<<<<
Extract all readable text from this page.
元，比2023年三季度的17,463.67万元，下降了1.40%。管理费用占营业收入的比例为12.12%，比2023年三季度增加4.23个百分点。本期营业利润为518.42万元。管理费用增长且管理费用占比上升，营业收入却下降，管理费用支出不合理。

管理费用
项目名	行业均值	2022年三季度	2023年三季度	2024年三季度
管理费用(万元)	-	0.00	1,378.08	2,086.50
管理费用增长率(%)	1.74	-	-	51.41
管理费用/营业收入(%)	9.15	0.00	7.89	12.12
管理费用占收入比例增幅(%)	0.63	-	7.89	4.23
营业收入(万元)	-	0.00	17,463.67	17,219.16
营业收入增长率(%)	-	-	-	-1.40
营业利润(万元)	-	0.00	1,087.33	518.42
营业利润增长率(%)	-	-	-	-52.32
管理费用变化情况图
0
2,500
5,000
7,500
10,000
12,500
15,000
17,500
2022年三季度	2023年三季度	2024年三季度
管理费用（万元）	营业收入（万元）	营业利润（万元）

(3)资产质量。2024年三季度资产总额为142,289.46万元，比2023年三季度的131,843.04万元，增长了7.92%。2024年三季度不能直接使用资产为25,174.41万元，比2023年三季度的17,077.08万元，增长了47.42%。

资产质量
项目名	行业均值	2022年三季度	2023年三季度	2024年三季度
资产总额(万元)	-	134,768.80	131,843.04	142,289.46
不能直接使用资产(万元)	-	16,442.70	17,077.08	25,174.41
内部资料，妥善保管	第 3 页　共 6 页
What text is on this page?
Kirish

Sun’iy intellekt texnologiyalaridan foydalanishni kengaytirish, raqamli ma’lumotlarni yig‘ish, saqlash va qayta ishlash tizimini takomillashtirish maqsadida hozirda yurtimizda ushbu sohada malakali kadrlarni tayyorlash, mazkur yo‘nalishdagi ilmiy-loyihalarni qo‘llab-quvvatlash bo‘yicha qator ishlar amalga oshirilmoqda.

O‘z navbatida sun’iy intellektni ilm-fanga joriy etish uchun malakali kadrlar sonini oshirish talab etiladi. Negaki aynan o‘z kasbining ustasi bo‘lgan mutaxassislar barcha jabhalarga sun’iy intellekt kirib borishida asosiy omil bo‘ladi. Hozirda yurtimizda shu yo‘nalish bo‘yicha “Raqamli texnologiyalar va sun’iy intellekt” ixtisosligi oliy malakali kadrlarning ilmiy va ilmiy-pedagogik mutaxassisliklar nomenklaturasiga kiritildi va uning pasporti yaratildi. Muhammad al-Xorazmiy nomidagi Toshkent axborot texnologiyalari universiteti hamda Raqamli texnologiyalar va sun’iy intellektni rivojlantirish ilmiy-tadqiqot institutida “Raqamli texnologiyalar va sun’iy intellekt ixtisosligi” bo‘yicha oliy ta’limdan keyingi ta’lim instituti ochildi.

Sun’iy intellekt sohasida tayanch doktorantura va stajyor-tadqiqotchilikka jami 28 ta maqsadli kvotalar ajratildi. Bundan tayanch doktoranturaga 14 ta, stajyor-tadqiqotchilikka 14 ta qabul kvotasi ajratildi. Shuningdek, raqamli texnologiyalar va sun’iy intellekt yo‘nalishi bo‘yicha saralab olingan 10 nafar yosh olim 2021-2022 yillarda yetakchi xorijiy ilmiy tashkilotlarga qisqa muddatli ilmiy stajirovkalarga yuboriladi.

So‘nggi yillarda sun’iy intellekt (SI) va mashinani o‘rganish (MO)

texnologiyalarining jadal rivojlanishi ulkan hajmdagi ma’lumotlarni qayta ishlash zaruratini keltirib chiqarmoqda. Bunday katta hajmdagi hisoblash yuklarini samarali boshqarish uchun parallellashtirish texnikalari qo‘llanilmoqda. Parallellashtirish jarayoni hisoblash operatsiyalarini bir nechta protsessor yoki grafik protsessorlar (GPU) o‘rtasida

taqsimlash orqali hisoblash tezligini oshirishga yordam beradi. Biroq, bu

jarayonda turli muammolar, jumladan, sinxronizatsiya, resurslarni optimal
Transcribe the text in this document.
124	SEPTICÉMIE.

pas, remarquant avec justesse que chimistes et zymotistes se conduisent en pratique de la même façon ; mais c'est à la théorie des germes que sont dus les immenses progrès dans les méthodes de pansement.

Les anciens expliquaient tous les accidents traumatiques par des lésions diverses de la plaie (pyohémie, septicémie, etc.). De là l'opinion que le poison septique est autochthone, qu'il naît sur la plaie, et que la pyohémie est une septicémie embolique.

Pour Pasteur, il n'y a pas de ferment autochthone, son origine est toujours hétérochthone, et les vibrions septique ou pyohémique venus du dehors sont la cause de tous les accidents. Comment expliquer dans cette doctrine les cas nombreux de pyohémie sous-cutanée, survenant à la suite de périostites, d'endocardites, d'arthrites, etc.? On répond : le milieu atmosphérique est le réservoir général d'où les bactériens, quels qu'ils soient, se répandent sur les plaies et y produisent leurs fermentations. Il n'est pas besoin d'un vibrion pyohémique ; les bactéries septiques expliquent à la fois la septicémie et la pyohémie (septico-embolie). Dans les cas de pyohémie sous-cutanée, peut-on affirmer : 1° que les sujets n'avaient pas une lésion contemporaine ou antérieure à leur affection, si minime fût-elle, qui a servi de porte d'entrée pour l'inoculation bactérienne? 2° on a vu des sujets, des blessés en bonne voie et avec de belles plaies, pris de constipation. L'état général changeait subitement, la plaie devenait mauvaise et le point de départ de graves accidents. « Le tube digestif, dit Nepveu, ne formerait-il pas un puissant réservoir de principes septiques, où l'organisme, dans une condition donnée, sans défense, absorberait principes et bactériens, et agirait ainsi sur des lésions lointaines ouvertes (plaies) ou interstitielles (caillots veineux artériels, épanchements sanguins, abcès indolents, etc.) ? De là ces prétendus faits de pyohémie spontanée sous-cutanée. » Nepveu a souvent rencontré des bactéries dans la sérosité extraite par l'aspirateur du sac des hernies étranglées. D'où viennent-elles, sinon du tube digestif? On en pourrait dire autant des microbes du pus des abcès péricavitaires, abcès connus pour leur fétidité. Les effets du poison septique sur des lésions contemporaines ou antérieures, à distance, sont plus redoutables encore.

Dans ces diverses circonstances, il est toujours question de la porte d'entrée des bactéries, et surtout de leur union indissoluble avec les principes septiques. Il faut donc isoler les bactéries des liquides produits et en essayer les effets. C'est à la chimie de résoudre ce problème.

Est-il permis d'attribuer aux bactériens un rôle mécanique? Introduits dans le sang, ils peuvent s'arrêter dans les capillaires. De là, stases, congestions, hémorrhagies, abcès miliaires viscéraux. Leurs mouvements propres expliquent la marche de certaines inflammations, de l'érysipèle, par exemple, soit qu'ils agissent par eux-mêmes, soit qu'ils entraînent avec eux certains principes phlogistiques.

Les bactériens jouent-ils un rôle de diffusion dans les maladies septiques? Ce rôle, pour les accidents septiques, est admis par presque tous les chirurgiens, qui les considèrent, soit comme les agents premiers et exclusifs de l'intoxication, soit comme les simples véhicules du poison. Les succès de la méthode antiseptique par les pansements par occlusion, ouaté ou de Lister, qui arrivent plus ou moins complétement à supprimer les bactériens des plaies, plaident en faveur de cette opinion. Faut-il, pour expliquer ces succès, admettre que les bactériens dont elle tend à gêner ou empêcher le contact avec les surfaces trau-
>>>>
Write every entry out again exactly.

Extract all readable text from this page.
元，比2023年三季度的17,463.67万元，下降了1.40%。管理费用占营业收入的比例为12.12%，比2023年三季度增加4.23个百分点。本期营业利润为518.42万元。管理费用增长且管理费用占比上升，营业收入却下降，管理费用支出不合理。

管理费用
项目名	行业均值	2022年三季度	2023年三季度	2024年三季度
管理费用(万元)	-	0.00	1,378.08	2,086.50
管理费用增长率(%)	1.74	-	-	51.41
管理费用/营业收入(%)	9.15	0.00	7.89	12.12
管理费用占收入比例增幅(%)	0.63	-	7.89	4.23
营业收入(万元)	-	0.00	17,463.67	17,219.16
营业收入增长率(%)	-	-	-	-1.40
营业利润(万元)	-	0.00	1,087.33	518.42
营业利润增长率(%)	-	-	-	-52.32
管理费用变化情况图
0
2,500
5,000
7,500
10,000
12,500
15,000
17,500
2022年三季度	2023年三季度	2024年三季度
管理费用（万元）	营业收入（万元）	营业利润（万元）

(3)资产质量。2024年三季度资产总额为142,289.46万元，比2023年三季度的131,843.04万元，增长了7.92%。2024年三季度不能直接使用资产为25,174.41万元，比2023年三季度的17,077.08万元，增长了47.42%。

资产质量
项目名	行业均值	2022年三季度	2023年三季度	2024年三季度
资产总额(万元)	-	134,768.80	131,843.04	142,289.46
不能直接使用资产(万元)	-	16,442.70	17,077.08	25,174.41
内部资料，妥善保管	第 3 页　共 6 页
What text is on this page?
Kirish

Sun’iy intellekt texnologiyalaridan foydalanishni kengaytirish, raqamli ma’lumotlarni yig‘ish, saqlash va qayta ishlash tizimini takomillashtirish maqsadida hozirda yurtimizda ushbu sohada malakali kadrlarni tayyorlash, mazkur yo‘nalishdagi ilmiy-loyihalarni qo‘llab-quvvatlash bo‘yicha qator ishlar amalga oshirilmoqda.

O‘z navbatida sun’iy intellektni ilm-fanga joriy etish uchun malakali kadrlar sonini oshirish talab etiladi. Negaki aynan o‘z kasbining ustasi bo‘lgan mutaxassislar barcha jabhalarga sun’iy intellekt kirib borishida asosiy omil bo‘ladi. Hozirda yurtimizda shu yo‘nalish bo‘yicha “Raqamli texnologiyalar va sun’iy intellekt” ixtisosligi oliy malakali kadrlarning ilmiy va ilmiy-pedagogik mutaxassisliklar nomenklaturasiga kiritildi va uning pasporti yaratildi. Muhammad al-Xorazmiy nomidagi Toshkent axborot texnologiyalari universiteti hamda Raqamli texnologiyalar va sun’iy intellektni rivojlantirish ilmiy-tadqiqot institutida “Raqamli texnologiyalar va sun’iy intellekt ixtisosligi” bo‘yicha oliy ta’limdan keyingi ta’lim instituti ochildi.

Sun’iy intellekt sohasida tayanch doktorantura va stajyor-tadqiqotchilikka jami 28 ta maqsadli kvotalar ajratildi. Bundan tayanch doktoranturaga 14 ta, stajyor-tadqiqotchilikka 14 ta qabul kvotasi ajratildi. Shuningdek, raqamli texnologiyalar va sun’iy intellekt yo‘nalishi bo‘yicha saralab olingan 10 nafar yosh olim 2021-2022 yillarda yetakchi xorijiy ilmiy tashkilotlarga qisqa muddatli ilmiy stajirovkalarga yuboriladi.

So‘nggi yillarda sun’iy intellekt (SI) va mashinani o‘rganish (MO)

texnologiyalarining jadal rivojlanishi ulkan hajmdagi ma’lumotlarni qayta ishlash zaruratini keltirib chiqarmoqda. Bunday katta hajmdagi hisoblash yuklarini samarali boshqarish uchun parallellashtirish texnikalari qo‘llanilmoqda. Parallellashtirish jarayoni hisoblash operatsiyalarini bir nechta protsessor yoki grafik protsessorlar (GPU) o‘rtasida

taqsimlash orqali hisoblash tezligini oshirishga yordam beradi. Biroq, bu

jarayonda turli muammolar, jumladan, sinxronizatsiya, resurslarni optimal
Transcribe the text in this document.
124	SEPTICÉMIE.

pas, remarquant avec justesse que chimistes et zymotistes se conduisent en pratique de la même façon ; mais c'est à la théorie des germes que sont dus les immenses progrès dans les méthodes de pansement.

Les anciens expliquaient tous les accidents traumatiques par des lésions diverses de la plaie (pyohémie, septicémie, etc.). De là l'opinion que le poison septique est autochthone, qu'il naît sur la plaie, et que la pyohémie est une septicémie embolique.

Pour Pasteur, il n'y a pas de ferment autochthone, son origine est toujours hétérochthone, et les vibrions septique ou pyohémique venus du dehors sont la cause de tous les accidents. Comment expliquer dans cette doctrine les cas nombreux de pyohémie sous-cutanée, survenant à la suite de périostites, d'endocardites, d'arthrites, etc.? On répond : le milieu atmosphérique est le réservoir général d'où les bactériens, quels qu'ils soient, se répandent sur les plaies et y produisent leurs fermentations. Il n'est pas besoin d'un vibrion pyohémique ; les bactéries septiques expliquent à la fois la septicémie et la pyohémie (septico-embolie). Dans les cas de pyohémie sous-cutanée, peut-on affirmer : 1° que les sujets n'avaient pas une lésion contemporaine ou antérieure à leur affection, si minime fût-elle, qui a servi de porte d'entrée pour l'inoculation bactérienne? 2° on a vu des sujets, des blessés en bonne voie et avec de belles plaies, pris de constipation. L'état général changeait subitement, la plaie devenait mauvaise et le point de départ de graves accidents. « Le tube digestif, dit Nepveu, ne formerait-il pas un puissant réservoir de principes septiques, où l'organisme, dans une condition donnée, sans défense, absorberait principes et bactériens, et agirait ainsi sur des lésions lointaines ouvertes (plaies) ou interstitielles (caillots veineux artériels, épanchements sanguins, abcès indolents, etc.) ? De là ces prétendus faits de pyohémie spontanée sous-cutanée. » Nepveu a souvent rencontré des bactéries dans la sérosité extraite par l'aspirateur du sac des hernies étranglées. D'où viennent-elles, sinon du tube digestif? On en pourrait dire autant des microbes du pus des abcès péricavitaires, abcès connus pour leur fétidité. Les effets du poison septique sur des lésions contemporaines ou antérieures, à distance, sont plus redoutables encore.

Dans ces diverses circonstances, il est toujours question de la porte d'entrée des bactéries, et surtout de leur union indissoluble avec les principes septiques. Il faut donc isoler les bactéries des liquides produits et en essayer les effets. C'est à la chimie de résoudre ce problème.

Est-il permis d'attribuer aux bactériens un rôle mécanique? Introduits dans le sang, ils peuvent s'arrêter dans les capillaires. De là, stases, congestions, hémorrhagies, abcès miliaires viscéraux. Leurs mouvements propres expliquent la marche de certaines inflammations, de l'érysipèle, par exemple, soit qu'ils agissent par eux-mêmes, soit qu'ils entraînent avec eux certains principes phlogistiques.

Les bactériens jouent-ils un rôle de diffusion dans les maladies septiques? Ce rôle, pour les accidents septiques, est admis par presque tous les chirurgiens, qui les considèrent, soit comme les agents premiers et exclusifs de l'intoxication, soit comme les simples véhicules du poison. Les succès de la méthode antiseptique par les pansements par occlusion, ouaté ou de Lister, qui arrivent plus ou moins complétement à supprimer les bactériens des plaies, plaident en faveur de cette opinion. Faut-il, pour expliquer ces succès, admettre que les bactériens dont elle tend à gêner ou empêcher le contact avec les surfaces trau-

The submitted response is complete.